*** DATA RECORDS
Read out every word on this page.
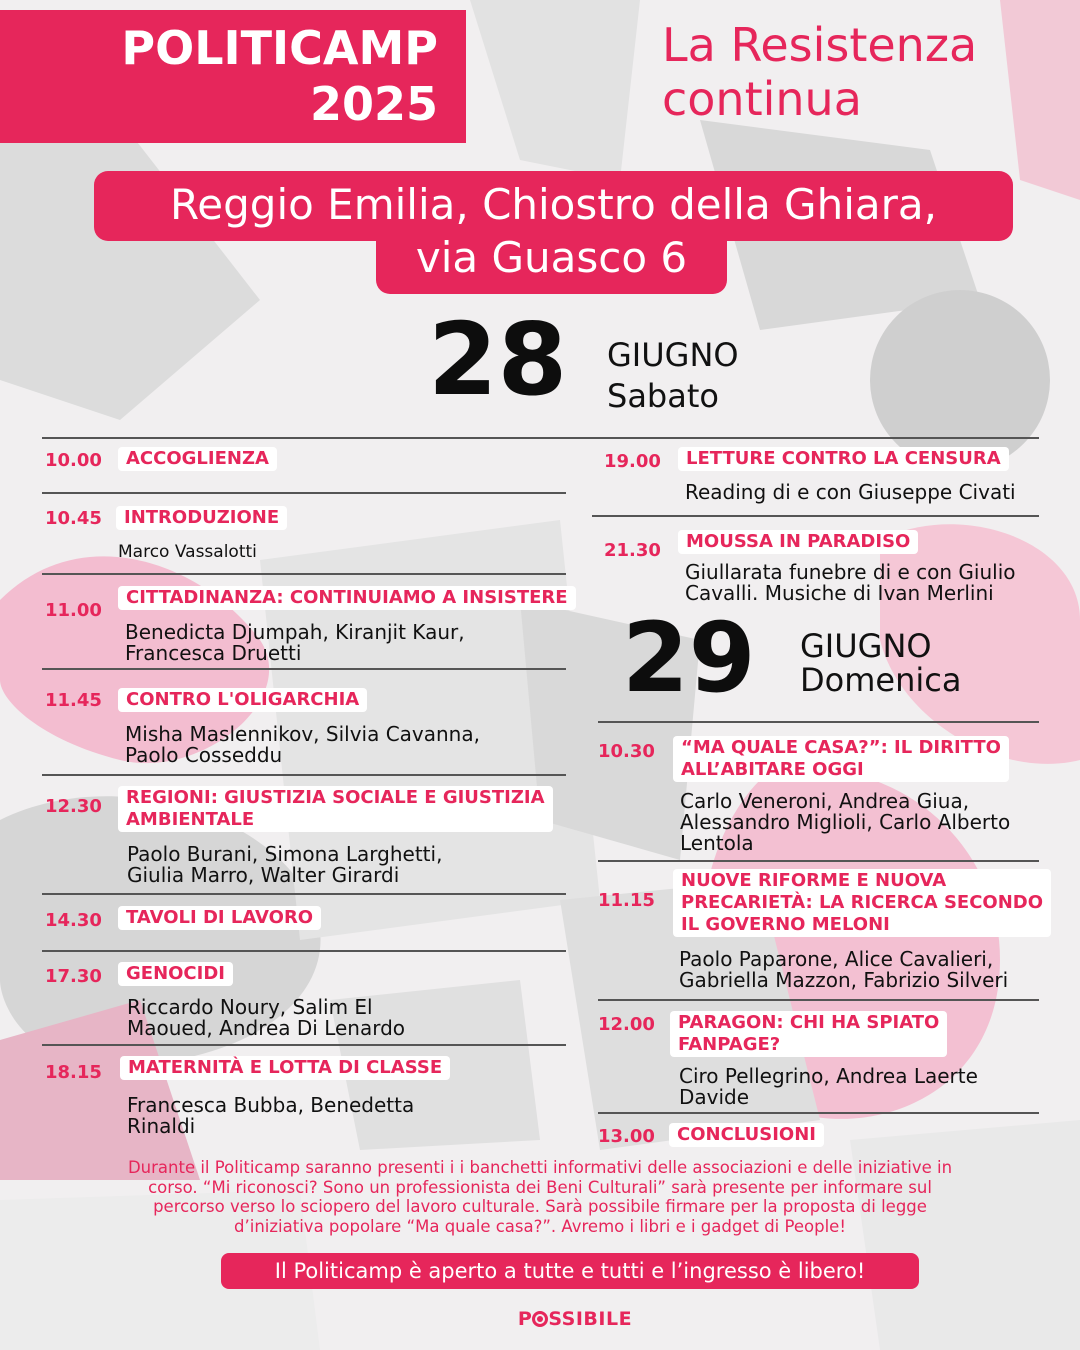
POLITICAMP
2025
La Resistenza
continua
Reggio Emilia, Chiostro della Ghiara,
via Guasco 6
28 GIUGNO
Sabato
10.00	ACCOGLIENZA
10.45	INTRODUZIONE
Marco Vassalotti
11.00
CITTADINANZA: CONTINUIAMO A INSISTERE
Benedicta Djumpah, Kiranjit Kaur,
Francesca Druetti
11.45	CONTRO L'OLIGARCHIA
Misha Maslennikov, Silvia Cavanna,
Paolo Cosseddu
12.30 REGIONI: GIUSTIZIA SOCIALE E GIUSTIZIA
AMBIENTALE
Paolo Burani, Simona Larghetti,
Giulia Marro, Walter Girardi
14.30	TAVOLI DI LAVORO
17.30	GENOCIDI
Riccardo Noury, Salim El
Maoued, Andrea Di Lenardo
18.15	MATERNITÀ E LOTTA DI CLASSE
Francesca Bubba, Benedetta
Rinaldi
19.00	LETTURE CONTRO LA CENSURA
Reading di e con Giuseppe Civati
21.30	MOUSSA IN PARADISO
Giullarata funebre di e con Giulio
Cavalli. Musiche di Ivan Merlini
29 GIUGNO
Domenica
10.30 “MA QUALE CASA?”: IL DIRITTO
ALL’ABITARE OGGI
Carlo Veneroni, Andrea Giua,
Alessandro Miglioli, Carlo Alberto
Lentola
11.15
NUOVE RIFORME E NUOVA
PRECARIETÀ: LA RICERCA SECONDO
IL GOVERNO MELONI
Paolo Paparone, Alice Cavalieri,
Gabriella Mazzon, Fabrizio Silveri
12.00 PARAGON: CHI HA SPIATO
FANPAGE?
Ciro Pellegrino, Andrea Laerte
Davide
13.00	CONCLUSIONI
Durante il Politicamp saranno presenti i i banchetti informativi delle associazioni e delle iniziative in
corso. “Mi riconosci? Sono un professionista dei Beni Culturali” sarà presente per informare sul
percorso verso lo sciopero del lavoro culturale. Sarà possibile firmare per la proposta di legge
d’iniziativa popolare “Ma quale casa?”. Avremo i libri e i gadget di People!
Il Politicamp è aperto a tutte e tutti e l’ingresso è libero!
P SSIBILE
******
Pick out the lines that contain "Paolo" and copy them.

Paolo Cosseddu
Paolo Burani, Simona Larghetti,
Paolo Paparone, Alice Cavalieri,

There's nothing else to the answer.